■ DOCUMENT PASSAGE:
--- start ---
The thermal behavior of three different walls, made with and without by-products, is assessed by means of the Finite Element Method, aiming to evaluate its performance in terms of the sustainable construction of the blocks. Results were compared to those obtained from an experimental campaign, aiming at validation of the model. The by-products used for the blocks were “lime sludge” and “sawdust”, whose performance was compared against the traditional blocks made of concrete as a reference, aiming to demonstrate its sustainability, showing decreases of the thermal transmittance up to 10.5%. Additionally, following the same methodology, the thermal behavior of these above-mentioned blocks but now with added internal insulation made of “recycled cellulose” was assessed, showing higher decreases up to 25.5%, increasing sustainability by addressing an additional reduction in waste, so the right combination of using by-products and the insulating filler in their cavities has been revealed as a promising way of optimizing the walls, offering a relevant improvement in energy savings. Finally, when comparing the U-values of the blocks made of concrete without insulation versus those made of by-products, with insulation, improvements up to 33.3% were reached. The adaptation of the procedure through a moisture correction factor was also incorporated.
--- end ---
■ INPUT ROWS:
--- start ---
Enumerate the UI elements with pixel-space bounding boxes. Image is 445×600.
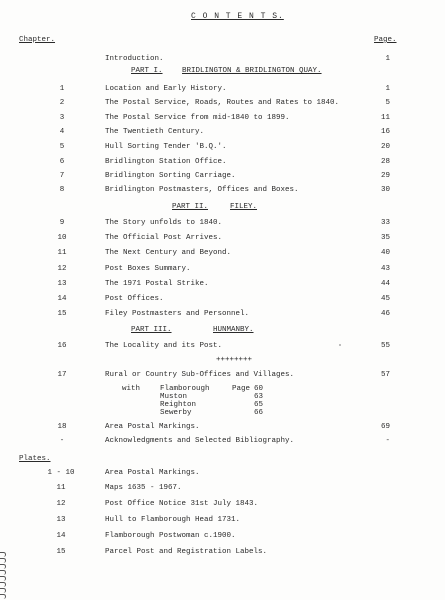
village-name: Muston — [160, 393, 188, 401]
toc-page: 69 — [380, 423, 390, 431]
with-label: with — [122, 385, 141, 393]
spiral-binding — [0, 0, 6, 600]
toc-title: The Story unfolds to 1840. — [105, 219, 223, 227]
toc-page: 29 — [380, 172, 390, 180]
plate-title: Flamborough Postwoman c.1900. — [105, 532, 236, 540]
toc-page: 30 — [380, 186, 390, 194]
toc-chapter: 11 — [57, 249, 67, 257]
toc-title: Rural or Country Sub-Offices and Villages. — [105, 371, 295, 379]
toc-chapter: 7 — [59, 172, 65, 180]
toc-page: 57 — [380, 371, 390, 379]
plate-number: 13 — [56, 516, 66, 524]
toc-title: Hull Sorting Tender 'B.Q.'. — [105, 143, 227, 151]
toc-page: 45 — [380, 295, 390, 303]
toc-title: The Postal Service, Roads, Routes and Rates to 1840. — [105, 99, 340, 107]
toc-chapter: 13 — [57, 280, 67, 288]
toc-title: Location and Early History. — [105, 85, 227, 93]
toc-title: Bridlington Sorting Carriage. — [105, 172, 236, 180]
toc-title: The Official Post Arrives. — [105, 234, 223, 242]
toc-chapter: 14 — [57, 295, 67, 303]
toc-page: 5 — [385, 99, 390, 107]
plate-title: Hull to Flamborough Head 1731. — [105, 516, 241, 524]
village-page: 66 — [254, 409, 264, 417]
toc-title: The Next Century and Beyond. — [105, 249, 232, 257]
toc-page: 55 — [380, 342, 390, 350]
intro-title: Introduction. — [105, 55, 164, 63]
toc-chapter: 8 — [59, 186, 65, 194]
toc-page: 11 — [380, 114, 390, 122]
page-column-header: Page. — [374, 36, 397, 44]
toc-chapter: 15 — [57, 310, 67, 318]
toc-page: 1 — [385, 85, 390, 93]
part2-name: FILEY. — [230, 203, 258, 211]
toc-chapter: 2 — [59, 99, 65, 107]
toc-chapter: 9 — [59, 219, 65, 227]
intro-page: 1 — [385, 55, 390, 63]
toc-page: 46 — [380, 310, 390, 318]
toc-title: The 1971 Postal Strike. — [105, 280, 209, 288]
village-page: 63 — [254, 393, 264, 401]
village-name: Flamborough — [160, 385, 210, 393]
plate-title: Parcel Post and Registration Labels. — [105, 548, 268, 556]
toc-title: Bridlington Station Office. — [105, 158, 227, 166]
toc-title: Post Offices. — [105, 295, 164, 303]
part3-label: PART III. — [131, 326, 172, 334]
toc-page: 44 — [380, 280, 390, 288]
plates-heading: Plates. — [19, 455, 51, 463]
village-page-label: Page — [232, 385, 251, 393]
toc-chapter: 10 — [57, 234, 67, 242]
toc-chapter: - — [59, 437, 65, 445]
toc-title: The Locality and its Post. — [105, 342, 223, 350]
part1-name: BRIDLINGTON & BRIDLINGTON QUAY. — [182, 67, 322, 75]
stray-mark — [339, 344, 341, 346]
toc-page: 43 — [380, 265, 390, 273]
toc-page: 35 — [380, 234, 390, 242]
section-separator: ++++++++ — [216, 356, 253, 364]
toc-chapter: 16 — [57, 342, 67, 350]
village-name: Sewerby — [160, 409, 192, 417]
part3-name: HUNMANBY. — [213, 326, 254, 334]
toc-title: Area Postal Markings. — [105, 423, 200, 431]
village-page: 65 — [254, 401, 264, 409]
plate-number: 14 — [56, 532, 66, 540]
part2-label: PART II. — [172, 203, 209, 211]
village-page: 60 — [254, 385, 264, 393]
toc-title: Post Boxes Summary. — [105, 265, 191, 273]
toc-chapter: 12 — [57, 265, 67, 273]
page-title: C O N T E N T S. — [191, 12, 284, 21]
toc-page: 33 — [380, 219, 390, 227]
plate-number: 15 — [56, 548, 66, 556]
village-name: Reighton — [160, 401, 197, 409]
chapter-column-header: Chapter. — [19, 36, 56, 44]
toc-title: The Postal Service from mid-1840 to 1899. — [105, 114, 290, 122]
plate-number: 12 — [56, 500, 66, 508]
toc-title: Acknowledgments and Selected Bibliography. — [105, 437, 295, 445]
part1-label: PART I. — [131, 67, 163, 75]
toc-chapter: 6 — [59, 158, 65, 166]
toc-title: Filey Postmasters and Personnel. — [105, 310, 250, 318]
toc-chapter: 17 — [57, 371, 67, 379]
toc-chapter: 5 — [59, 143, 65, 151]
plate-title: Area Postal Markings. — [105, 469, 200, 477]
toc-page: - — [385, 437, 390, 445]
toc-chapter: 3 — [59, 114, 65, 122]
plate-title: Post Office Notice 31st July 1843. — [105, 500, 259, 508]
toc-chapter: 1 — [59, 85, 65, 93]
toc-page: 28 — [380, 158, 390, 166]
toc-title: Bridlington Postmasters, Offices and Boxes. — [105, 186, 299, 194]
toc-page: 20 — [380, 143, 390, 151]
toc-title: The Twentieth Century. — [105, 128, 205, 136]
toc-chapter: 18 — [57, 423, 67, 431]
toc-chapter: 4 — [59, 128, 65, 136]
toc-page: 16 — [380, 128, 390, 136]
plate-number: 1 - 10 — [47, 469, 75, 477]
plate-title: Maps 1635 - 1967. — [105, 484, 182, 492]
plate-number: 11 — [56, 484, 66, 492]
toc-page: 40 — [380, 249, 390, 257]
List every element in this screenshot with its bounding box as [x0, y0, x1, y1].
--- end ---
■ REQUESTS:
1. According to the text on wall blocks, which two by-products were used to make the blocks?
2. In the records, swap every "toc-page" for "contents-page" in the stretch from the line containing "village-name: Muston — [160, 393, 188, 401]" through the line containing "plate-number: 13 — [56, 516, 66, 524]", and give back only those lines.
The text and the records have nothing to do with each other.

■ REPLIES:
1. Lime sludge and sawdust.

2.
village-name: Muston — [160, 393, 188, 401]
contents-page: 69 — [380, 423, 390, 431]
with-label: with — [122, 385, 141, 393]
spiral-binding — [0, 0, 6, 600]
toc-title: The Story unfolds to 1840. — [105, 219, 223, 227]
contents-page: 29 — [380, 172, 390, 180]
plate-title: Flamborough Postwoman c.1900. — [105, 532, 236, 540]
contents-page: 30 — [380, 186, 390, 194]
toc-chapter: 11 — [57, 249, 67, 257]
toc-title: Rural or Country Sub-Offices and Villages. — [105, 371, 295, 379]
toc-chapter: 7 — [59, 172, 65, 180]
contents-page: 57 — [380, 371, 390, 379]
plate-number: 13 — [56, 516, 66, 524]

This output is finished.